Data items

= = = =

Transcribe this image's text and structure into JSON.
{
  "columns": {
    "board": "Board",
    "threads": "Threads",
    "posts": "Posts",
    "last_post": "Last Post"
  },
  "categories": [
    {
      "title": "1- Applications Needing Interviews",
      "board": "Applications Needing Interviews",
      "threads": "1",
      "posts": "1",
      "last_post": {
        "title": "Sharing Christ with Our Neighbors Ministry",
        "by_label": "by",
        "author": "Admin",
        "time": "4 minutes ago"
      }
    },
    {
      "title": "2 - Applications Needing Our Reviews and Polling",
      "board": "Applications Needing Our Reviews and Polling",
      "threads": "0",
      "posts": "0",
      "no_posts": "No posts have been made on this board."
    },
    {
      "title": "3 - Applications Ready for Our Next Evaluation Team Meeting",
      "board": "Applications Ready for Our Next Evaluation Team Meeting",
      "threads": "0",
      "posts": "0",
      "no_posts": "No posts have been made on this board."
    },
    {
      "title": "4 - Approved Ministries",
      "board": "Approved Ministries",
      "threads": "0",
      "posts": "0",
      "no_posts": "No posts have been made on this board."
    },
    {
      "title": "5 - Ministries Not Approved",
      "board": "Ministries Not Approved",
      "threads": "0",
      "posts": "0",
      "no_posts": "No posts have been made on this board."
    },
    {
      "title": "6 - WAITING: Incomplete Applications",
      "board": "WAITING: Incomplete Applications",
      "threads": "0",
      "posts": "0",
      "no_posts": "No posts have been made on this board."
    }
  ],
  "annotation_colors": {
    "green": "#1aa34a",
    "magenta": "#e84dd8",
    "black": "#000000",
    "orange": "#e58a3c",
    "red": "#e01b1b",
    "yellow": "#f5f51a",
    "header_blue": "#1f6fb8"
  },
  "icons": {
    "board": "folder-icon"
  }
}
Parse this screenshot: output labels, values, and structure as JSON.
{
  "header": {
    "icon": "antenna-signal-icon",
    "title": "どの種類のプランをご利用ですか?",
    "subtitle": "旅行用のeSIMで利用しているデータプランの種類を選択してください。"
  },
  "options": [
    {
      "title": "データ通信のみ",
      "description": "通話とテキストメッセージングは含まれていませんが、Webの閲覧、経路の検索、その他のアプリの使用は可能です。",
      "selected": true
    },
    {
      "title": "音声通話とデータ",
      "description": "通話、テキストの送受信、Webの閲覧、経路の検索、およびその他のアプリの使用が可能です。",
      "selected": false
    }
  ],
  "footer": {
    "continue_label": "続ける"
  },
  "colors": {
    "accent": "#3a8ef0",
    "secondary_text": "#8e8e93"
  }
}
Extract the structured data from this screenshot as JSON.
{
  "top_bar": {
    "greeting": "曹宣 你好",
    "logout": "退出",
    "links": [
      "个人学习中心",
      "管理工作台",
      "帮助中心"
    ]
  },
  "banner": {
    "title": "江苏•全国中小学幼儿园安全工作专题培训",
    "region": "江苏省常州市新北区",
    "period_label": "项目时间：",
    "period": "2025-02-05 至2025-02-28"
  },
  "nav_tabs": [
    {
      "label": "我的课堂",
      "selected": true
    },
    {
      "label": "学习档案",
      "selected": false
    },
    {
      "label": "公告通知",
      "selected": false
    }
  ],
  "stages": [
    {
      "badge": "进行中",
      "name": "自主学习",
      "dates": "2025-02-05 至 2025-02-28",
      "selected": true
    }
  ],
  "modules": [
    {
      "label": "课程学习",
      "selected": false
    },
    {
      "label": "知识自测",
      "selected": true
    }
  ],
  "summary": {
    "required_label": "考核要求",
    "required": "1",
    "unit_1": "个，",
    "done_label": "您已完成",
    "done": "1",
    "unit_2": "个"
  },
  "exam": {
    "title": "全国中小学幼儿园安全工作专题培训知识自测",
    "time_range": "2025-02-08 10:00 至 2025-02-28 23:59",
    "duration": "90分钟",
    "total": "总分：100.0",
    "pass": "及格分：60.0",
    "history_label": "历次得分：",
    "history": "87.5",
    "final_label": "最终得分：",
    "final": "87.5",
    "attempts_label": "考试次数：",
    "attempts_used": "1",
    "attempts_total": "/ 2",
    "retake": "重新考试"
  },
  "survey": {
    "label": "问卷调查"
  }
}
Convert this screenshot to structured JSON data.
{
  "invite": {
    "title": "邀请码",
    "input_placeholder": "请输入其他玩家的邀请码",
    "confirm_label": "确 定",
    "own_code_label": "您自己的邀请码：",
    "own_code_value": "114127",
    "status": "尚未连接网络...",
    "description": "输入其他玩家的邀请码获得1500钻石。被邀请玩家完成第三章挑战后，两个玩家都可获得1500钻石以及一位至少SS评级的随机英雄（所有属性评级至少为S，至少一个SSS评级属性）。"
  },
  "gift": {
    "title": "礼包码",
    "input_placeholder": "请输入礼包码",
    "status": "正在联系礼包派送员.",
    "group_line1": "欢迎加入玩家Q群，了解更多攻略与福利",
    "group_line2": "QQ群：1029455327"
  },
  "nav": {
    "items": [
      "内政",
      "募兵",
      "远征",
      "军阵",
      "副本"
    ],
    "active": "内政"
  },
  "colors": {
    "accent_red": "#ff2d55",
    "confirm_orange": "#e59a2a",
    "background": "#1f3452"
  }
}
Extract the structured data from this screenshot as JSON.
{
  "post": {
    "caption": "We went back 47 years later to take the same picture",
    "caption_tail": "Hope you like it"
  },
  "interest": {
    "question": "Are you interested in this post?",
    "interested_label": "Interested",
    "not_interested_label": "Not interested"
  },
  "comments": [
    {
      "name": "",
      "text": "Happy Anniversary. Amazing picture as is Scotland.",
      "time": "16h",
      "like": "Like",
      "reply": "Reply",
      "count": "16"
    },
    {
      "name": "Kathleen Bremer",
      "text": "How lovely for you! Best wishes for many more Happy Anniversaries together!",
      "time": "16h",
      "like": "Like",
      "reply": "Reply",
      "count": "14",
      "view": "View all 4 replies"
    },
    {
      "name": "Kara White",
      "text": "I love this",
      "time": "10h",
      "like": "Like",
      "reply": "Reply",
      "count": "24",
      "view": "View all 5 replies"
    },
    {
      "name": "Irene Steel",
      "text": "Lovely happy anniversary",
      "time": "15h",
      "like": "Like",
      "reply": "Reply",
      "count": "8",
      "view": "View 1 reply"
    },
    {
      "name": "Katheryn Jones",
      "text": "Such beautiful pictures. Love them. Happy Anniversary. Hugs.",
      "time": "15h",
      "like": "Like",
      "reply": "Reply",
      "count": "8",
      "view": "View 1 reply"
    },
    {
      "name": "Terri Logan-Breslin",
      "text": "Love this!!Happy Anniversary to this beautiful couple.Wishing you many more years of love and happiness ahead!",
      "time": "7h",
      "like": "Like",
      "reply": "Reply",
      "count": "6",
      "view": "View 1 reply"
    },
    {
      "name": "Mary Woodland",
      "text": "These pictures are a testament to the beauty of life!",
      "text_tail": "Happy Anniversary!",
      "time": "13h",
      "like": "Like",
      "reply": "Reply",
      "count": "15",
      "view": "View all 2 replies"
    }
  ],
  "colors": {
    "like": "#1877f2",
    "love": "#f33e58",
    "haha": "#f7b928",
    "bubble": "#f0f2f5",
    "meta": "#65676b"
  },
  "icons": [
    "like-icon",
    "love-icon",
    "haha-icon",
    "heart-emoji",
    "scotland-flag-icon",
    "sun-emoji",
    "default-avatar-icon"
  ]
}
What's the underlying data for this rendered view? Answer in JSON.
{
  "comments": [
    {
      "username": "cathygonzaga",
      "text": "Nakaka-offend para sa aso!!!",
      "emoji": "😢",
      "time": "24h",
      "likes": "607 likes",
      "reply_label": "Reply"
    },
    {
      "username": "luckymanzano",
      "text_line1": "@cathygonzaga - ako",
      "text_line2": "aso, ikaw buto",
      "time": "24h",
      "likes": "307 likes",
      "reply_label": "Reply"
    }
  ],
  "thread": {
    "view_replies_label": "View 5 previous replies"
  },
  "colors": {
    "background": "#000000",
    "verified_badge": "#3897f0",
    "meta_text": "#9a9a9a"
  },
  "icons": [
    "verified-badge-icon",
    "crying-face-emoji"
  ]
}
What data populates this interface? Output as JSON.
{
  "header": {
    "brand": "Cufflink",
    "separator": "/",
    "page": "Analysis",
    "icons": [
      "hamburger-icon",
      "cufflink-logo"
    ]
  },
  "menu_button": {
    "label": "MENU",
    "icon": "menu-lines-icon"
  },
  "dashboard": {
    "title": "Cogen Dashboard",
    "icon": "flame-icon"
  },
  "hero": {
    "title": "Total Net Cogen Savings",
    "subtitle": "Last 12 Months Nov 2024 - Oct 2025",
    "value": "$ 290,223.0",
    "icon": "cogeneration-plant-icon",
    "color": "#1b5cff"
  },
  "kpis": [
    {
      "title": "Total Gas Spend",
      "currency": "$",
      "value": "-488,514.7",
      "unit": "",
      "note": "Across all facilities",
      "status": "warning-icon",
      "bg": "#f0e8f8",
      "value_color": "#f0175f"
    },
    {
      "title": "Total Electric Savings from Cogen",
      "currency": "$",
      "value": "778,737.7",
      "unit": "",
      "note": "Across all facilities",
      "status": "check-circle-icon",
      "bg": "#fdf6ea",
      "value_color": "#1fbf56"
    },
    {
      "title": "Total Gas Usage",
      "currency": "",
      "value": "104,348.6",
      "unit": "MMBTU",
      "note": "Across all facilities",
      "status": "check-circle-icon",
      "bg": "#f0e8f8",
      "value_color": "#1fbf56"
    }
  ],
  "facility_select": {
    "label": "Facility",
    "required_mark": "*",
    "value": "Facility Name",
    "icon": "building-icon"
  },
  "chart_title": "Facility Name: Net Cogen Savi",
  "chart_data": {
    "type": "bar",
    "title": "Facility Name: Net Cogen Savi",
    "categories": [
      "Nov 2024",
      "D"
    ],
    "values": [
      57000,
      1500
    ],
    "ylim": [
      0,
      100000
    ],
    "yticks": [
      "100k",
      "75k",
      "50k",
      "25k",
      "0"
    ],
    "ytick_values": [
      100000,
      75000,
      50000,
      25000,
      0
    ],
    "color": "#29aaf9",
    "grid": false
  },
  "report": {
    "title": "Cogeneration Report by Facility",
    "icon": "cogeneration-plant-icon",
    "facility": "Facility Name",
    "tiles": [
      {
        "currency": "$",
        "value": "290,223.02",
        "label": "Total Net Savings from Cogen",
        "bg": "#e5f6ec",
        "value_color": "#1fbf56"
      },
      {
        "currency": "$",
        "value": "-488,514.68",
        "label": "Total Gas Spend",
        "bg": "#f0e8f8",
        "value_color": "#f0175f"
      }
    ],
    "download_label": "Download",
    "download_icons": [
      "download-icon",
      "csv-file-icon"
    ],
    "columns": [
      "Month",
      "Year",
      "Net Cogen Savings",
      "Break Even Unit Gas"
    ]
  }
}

= = = =

[The problem] Give only the number of lines in the material above that hold the word "JSON".

[Solution to this task] 7